● **PROBLEM STATEMENT**
Rewrite the records from their first line through the line that contains "x-tick-label: 0-29 xyxy=(444,1478,514,1518)", replacing "colorbar-gradient" with "color-scale-gradient". Leave everything else in those lines unchanged.

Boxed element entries

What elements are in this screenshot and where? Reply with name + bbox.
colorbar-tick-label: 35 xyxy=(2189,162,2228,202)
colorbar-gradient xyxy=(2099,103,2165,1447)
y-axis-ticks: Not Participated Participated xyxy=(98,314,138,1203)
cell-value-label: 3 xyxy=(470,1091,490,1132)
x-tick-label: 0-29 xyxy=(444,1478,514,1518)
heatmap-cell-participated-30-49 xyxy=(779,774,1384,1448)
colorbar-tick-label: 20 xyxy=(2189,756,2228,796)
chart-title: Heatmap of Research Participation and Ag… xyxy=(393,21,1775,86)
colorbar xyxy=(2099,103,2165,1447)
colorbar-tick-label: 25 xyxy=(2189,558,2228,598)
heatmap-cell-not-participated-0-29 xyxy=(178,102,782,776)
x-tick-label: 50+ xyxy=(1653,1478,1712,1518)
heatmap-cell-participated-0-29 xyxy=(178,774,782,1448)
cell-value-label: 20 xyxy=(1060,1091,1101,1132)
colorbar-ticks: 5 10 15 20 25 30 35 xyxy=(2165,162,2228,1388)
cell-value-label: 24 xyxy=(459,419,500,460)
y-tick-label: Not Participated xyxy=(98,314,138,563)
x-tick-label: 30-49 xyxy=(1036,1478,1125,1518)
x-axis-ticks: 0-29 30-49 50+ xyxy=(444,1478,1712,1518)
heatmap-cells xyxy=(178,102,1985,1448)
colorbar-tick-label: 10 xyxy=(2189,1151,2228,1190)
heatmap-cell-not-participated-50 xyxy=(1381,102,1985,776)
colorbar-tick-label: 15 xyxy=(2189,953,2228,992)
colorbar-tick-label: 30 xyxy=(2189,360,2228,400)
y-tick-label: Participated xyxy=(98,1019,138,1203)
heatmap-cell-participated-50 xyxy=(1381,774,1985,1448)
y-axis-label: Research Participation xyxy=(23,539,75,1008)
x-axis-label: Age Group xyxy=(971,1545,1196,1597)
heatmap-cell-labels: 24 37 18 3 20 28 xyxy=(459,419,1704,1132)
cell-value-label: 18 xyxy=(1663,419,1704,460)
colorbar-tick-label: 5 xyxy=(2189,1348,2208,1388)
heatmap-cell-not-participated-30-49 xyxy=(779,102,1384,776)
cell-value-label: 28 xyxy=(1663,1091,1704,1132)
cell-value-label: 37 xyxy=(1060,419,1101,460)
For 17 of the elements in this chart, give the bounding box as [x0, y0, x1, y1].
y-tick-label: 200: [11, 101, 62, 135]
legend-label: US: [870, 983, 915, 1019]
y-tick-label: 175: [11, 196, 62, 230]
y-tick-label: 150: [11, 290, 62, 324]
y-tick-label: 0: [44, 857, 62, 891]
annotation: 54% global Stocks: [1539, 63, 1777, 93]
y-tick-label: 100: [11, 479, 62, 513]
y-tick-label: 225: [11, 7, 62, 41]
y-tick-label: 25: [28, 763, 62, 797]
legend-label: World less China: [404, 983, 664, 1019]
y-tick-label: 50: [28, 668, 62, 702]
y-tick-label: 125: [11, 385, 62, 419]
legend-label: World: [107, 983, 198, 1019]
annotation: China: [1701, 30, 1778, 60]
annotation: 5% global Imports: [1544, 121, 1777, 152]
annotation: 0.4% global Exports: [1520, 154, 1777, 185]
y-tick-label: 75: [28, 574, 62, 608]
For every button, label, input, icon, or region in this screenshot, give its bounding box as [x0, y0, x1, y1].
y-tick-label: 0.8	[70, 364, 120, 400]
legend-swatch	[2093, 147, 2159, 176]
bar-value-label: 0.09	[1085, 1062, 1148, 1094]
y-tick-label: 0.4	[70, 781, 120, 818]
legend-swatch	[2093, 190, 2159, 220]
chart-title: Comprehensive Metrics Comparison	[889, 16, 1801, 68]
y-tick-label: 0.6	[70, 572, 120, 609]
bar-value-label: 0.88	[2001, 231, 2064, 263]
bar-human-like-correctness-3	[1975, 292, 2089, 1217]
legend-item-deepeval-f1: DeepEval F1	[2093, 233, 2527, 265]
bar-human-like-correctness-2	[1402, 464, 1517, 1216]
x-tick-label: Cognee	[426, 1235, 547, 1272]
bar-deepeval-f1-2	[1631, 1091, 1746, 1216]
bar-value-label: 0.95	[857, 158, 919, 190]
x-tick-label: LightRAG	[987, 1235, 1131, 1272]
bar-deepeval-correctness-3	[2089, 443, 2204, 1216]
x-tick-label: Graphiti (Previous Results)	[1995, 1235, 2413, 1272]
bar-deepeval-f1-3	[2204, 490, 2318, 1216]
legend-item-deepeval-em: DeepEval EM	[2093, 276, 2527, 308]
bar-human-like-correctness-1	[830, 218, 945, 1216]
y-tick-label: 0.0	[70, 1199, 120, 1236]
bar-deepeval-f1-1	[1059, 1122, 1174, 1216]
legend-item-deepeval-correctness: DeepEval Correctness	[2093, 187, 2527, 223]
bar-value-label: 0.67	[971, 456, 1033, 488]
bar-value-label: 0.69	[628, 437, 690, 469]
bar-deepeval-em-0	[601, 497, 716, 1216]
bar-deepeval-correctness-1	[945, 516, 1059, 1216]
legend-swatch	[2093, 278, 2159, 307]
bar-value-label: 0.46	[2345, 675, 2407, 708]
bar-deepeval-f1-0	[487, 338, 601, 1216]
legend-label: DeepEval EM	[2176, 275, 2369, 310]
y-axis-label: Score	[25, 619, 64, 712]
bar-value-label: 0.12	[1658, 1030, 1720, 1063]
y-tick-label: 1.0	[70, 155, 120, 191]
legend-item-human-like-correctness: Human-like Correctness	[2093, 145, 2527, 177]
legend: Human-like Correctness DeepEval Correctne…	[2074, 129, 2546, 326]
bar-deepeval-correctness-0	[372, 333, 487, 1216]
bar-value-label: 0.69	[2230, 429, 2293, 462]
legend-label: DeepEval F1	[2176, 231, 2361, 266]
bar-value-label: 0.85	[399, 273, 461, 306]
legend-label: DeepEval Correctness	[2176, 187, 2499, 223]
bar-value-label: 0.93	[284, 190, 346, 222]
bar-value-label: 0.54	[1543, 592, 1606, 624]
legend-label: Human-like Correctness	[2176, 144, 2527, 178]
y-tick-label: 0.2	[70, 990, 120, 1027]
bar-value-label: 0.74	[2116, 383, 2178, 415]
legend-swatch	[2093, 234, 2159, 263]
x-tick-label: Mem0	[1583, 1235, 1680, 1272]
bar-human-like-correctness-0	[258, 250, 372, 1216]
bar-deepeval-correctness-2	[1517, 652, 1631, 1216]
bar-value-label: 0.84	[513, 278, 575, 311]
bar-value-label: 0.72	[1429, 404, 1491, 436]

● **SOLUTION TO THIS PROBLEM**
What elements are in this screenshot and where? Reply with name + bbox.
colorbar-tick-label: 35 xyxy=(2189,162,2228,202)
color-scale-gradient xyxy=(2099,103,2165,1447)
y-axis-ticks: Not Participated Participated xyxy=(98,314,138,1203)
cell-value-label: 3 xyxy=(470,1091,490,1132)
x-tick-label: 0-29 xyxy=(444,1478,514,1518)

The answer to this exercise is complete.